- **Task to carry out**: Can you pull out each line of the data below that includes the word "SCImago"?

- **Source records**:
_____
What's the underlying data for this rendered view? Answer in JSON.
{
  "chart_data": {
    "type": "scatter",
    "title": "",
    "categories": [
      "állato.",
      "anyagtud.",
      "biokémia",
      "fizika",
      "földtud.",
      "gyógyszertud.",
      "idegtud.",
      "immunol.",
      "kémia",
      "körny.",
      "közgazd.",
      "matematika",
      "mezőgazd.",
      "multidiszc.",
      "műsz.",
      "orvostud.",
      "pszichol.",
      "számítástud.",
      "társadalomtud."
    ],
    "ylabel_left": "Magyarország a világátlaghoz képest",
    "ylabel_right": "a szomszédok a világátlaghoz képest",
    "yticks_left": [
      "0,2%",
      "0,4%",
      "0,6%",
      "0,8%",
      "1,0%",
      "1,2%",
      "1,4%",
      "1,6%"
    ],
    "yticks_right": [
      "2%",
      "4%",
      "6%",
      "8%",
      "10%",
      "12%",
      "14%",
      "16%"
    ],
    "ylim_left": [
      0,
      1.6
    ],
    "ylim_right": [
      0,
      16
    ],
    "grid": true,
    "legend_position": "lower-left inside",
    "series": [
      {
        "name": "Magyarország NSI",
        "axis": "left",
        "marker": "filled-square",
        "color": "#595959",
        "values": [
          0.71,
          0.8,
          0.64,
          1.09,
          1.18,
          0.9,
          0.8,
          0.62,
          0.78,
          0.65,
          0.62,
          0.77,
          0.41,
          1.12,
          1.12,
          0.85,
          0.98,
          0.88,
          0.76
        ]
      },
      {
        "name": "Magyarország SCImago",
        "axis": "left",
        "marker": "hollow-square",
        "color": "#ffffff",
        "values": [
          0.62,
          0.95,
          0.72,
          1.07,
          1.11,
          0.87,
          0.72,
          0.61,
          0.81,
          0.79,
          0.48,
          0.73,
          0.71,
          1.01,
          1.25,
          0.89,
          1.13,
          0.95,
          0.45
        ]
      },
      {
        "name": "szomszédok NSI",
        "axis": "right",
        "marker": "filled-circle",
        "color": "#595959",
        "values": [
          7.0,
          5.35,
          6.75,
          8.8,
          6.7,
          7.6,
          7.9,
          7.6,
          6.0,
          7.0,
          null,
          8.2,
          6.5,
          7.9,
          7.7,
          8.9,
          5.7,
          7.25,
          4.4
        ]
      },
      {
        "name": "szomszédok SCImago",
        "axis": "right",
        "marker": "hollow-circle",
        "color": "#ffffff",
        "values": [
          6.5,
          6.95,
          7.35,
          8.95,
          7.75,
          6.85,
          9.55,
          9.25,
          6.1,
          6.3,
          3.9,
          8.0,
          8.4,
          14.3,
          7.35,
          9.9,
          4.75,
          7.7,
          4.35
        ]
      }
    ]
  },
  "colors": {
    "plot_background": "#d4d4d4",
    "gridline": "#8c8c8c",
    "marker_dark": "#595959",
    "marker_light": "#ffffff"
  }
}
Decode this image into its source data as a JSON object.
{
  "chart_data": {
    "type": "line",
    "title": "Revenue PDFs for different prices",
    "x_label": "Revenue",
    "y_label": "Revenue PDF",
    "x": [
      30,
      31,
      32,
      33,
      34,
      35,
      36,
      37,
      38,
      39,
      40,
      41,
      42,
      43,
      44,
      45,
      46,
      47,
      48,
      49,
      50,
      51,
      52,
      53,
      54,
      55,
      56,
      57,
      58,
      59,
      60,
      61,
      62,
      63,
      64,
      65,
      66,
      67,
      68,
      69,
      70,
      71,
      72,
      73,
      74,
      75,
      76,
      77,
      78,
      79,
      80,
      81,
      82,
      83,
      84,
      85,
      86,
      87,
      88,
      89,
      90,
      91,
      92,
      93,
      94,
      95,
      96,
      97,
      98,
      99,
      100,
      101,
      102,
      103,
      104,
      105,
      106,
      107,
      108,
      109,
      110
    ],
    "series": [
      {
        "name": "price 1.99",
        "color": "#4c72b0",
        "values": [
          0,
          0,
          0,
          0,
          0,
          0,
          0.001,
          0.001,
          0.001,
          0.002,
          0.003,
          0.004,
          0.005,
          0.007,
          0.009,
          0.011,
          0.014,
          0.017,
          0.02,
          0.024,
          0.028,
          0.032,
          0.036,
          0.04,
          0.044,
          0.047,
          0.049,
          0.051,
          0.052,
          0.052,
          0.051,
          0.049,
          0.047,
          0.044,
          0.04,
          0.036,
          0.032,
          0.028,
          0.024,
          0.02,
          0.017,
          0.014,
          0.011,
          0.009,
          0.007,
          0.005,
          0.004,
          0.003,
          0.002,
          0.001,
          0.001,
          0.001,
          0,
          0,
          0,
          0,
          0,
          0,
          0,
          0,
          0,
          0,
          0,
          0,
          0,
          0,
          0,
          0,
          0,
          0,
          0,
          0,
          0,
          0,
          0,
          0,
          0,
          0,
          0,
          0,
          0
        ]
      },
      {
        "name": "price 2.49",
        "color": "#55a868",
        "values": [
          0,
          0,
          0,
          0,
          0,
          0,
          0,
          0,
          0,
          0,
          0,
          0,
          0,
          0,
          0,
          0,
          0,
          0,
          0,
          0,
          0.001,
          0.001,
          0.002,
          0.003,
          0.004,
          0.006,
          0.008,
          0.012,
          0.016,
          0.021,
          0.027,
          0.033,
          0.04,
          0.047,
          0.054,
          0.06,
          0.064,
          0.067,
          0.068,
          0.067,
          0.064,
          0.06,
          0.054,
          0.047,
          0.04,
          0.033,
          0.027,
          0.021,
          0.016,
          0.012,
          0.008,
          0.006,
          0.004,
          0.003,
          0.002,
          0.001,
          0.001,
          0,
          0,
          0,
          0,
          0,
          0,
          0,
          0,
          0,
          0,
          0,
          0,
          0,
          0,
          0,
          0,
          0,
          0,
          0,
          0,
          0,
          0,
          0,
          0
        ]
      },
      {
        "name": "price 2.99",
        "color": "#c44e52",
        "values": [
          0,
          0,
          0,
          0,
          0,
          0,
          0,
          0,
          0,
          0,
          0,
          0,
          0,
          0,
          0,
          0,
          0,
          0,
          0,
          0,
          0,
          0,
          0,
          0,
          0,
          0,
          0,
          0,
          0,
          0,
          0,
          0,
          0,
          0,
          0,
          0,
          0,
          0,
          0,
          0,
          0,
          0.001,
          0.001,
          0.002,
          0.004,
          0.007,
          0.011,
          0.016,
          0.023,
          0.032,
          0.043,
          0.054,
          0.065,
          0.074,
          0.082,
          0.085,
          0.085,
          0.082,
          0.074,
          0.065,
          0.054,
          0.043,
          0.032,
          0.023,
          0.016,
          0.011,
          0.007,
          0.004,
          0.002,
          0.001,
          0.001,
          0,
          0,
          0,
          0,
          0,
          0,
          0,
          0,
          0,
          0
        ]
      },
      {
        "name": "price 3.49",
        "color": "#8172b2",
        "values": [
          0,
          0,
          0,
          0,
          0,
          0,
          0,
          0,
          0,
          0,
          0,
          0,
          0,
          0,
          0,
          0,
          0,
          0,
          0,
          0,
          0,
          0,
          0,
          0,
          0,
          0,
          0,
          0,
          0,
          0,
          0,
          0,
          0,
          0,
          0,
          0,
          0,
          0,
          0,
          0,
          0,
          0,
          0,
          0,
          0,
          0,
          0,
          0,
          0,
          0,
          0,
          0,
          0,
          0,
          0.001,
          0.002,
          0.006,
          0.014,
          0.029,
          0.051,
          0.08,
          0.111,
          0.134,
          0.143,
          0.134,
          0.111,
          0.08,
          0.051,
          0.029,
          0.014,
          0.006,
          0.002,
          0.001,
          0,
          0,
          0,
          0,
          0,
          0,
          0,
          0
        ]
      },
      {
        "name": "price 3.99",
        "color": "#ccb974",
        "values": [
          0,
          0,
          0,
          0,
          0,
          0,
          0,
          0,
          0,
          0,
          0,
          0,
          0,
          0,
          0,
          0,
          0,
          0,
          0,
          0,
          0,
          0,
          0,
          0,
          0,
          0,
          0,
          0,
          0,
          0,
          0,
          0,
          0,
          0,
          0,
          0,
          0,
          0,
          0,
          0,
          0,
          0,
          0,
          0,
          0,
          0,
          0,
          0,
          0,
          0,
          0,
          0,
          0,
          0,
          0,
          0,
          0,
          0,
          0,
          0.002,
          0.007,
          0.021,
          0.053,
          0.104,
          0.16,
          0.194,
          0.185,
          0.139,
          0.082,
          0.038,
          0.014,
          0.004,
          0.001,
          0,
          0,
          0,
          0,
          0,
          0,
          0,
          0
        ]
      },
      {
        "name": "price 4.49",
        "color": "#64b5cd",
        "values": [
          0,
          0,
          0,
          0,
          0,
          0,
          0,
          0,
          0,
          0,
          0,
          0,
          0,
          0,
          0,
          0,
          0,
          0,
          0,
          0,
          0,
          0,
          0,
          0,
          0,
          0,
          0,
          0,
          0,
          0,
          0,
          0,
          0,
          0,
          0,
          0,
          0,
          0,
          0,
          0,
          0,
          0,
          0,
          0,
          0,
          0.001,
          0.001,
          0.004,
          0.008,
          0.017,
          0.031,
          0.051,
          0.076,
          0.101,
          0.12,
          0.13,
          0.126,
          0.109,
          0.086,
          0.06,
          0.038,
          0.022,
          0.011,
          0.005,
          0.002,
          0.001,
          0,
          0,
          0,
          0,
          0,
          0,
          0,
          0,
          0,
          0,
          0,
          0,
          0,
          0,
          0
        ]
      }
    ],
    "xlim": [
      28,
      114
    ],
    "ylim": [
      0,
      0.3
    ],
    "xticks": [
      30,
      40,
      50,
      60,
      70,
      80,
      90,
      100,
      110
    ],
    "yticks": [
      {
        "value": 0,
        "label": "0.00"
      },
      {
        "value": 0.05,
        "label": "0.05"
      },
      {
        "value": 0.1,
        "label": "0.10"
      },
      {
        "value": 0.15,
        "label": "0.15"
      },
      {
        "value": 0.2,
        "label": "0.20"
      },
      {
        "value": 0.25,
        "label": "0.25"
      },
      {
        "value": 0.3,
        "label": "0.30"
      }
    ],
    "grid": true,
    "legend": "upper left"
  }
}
_____
- **Output below**:
        "name": "Magyarország SCImago",
        "name": "szomszédok SCImago",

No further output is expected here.